**WRITTEN EXERCISE**: Return each line that holds the word "name".

[Dataset records]
start

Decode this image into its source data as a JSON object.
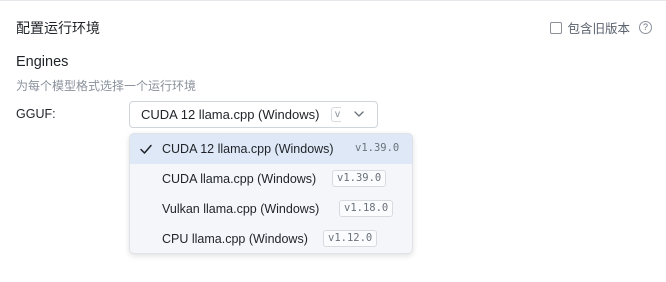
{
  "header": {
    "title": "配置运行环境",
    "include_old_label": "包含旧版本",
    "help_icon_glyph": "?"
  },
  "engines": {
    "title": "Engines",
    "subtitle": "为每个模型格式选择一个运行环境",
    "gguf_label": "GGUF:",
    "selected_value": "CUDA 12 llama.cpp (Windows)",
    "selected_version_peek": "v",
    "options": [
      {
        "name": "CUDA 12 llama.cpp (Windows)",
        "version": "v1.39.0",
        "selected": true
      },
      {
        "name": "CUDA llama.cpp (Windows)",
        "version": "v1.39.0",
        "selected": false
      },
      {
        "name": "Vulkan llama.cpp (Windows)",
        "version": "v1.18.0",
        "selected": false
      },
      {
        "name": "CPU llama.cpp (Windows)",
        "version": "v1.12.0",
        "selected": false
      }
    ]
  },
  "icons": {
    "checkbox": "checkbox-icon",
    "help": "help-circle-icon",
    "chevron": "chevron-down-icon",
    "check": "checkmark-icon"
  },
  "colors": {
    "selected_option_bg": "#dfe8f6",
    "dropdown_bg": "#f4f6f9"
  }
}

end

**TASK RESPONSE**:
        "name": "CUDA 12 llama.cpp (Windows)",
        "name": "CUDA llama.cpp (Windows)",
        "name": "Vulkan llama.cpp (Windows)",
        "name": "CPU llama.cpp (Windows)",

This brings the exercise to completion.